─── SUPPLIED DATA ───

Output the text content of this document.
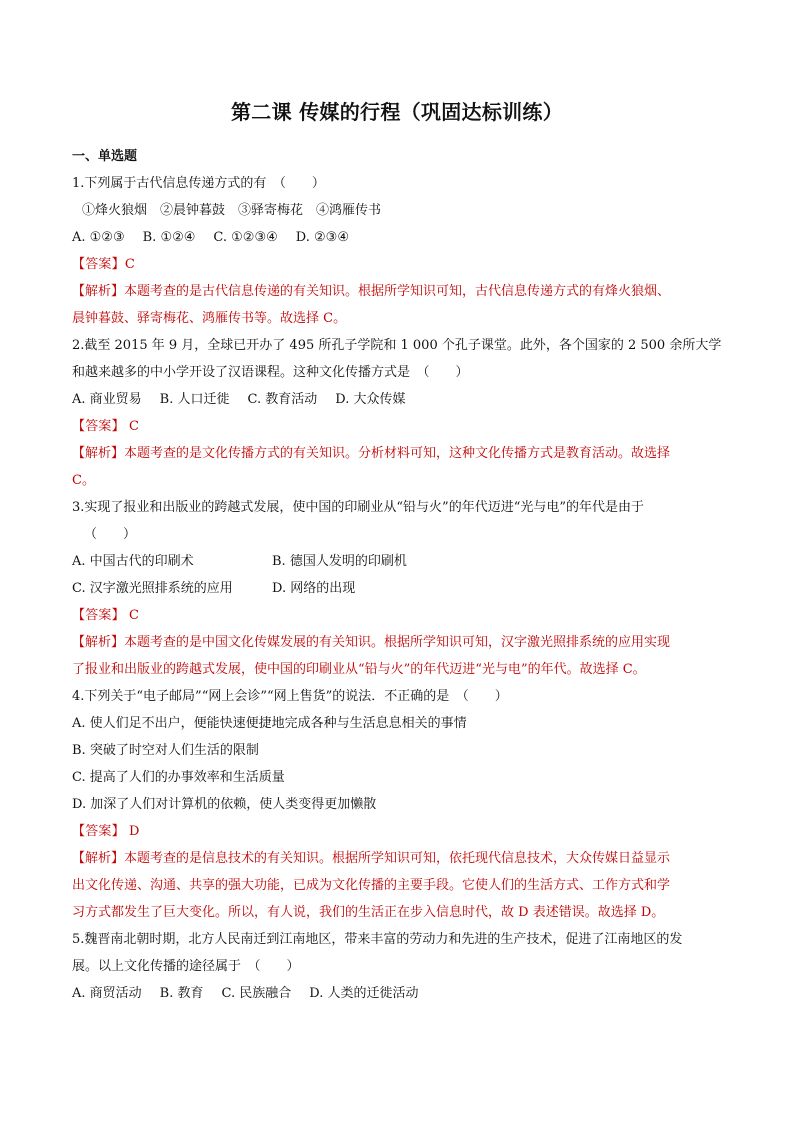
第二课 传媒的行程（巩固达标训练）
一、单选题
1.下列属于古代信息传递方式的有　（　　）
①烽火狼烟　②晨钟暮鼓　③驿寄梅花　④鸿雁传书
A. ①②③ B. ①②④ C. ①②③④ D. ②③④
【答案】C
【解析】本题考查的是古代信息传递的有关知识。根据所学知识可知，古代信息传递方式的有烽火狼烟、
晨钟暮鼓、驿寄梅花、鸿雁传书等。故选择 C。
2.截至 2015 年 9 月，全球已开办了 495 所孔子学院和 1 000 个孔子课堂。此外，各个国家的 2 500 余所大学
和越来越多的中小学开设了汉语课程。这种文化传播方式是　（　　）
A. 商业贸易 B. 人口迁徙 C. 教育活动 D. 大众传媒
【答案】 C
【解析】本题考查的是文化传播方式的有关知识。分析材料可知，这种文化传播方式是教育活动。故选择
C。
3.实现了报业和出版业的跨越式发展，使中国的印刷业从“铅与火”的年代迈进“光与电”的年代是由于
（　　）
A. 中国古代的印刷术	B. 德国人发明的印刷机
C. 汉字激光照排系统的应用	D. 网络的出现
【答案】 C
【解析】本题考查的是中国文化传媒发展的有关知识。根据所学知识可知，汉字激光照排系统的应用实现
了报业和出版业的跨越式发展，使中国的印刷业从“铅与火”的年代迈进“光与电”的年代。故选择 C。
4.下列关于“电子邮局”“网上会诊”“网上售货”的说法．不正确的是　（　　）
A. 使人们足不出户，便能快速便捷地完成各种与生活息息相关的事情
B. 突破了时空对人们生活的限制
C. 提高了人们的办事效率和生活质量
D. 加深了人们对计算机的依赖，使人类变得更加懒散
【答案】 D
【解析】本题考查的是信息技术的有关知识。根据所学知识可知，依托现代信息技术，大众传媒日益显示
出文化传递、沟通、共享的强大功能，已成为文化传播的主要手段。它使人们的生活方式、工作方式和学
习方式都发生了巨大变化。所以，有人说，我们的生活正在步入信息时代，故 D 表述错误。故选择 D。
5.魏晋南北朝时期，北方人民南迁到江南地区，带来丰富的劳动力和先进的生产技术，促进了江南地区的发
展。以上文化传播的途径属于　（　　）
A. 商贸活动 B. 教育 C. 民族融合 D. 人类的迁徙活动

───

YOUR OBJECTIVE :: Gather every line containing the word "根据所学知识可知" and copy it.

SOLUTION TO THE PROBLEM ::
【解析】本题考查的是古代信息传递的有关知识。根据所学知识可知，古代信息传递方式的有烽火狼烟、
【解析】本题考查的是中国文化传媒发展的有关知识。根据所学知识可知，汉字激光照排系统的应用实现
【解析】本题考查的是信息技术的有关知识。根据所学知识可知，依托现代信息技术，大众传媒日益显示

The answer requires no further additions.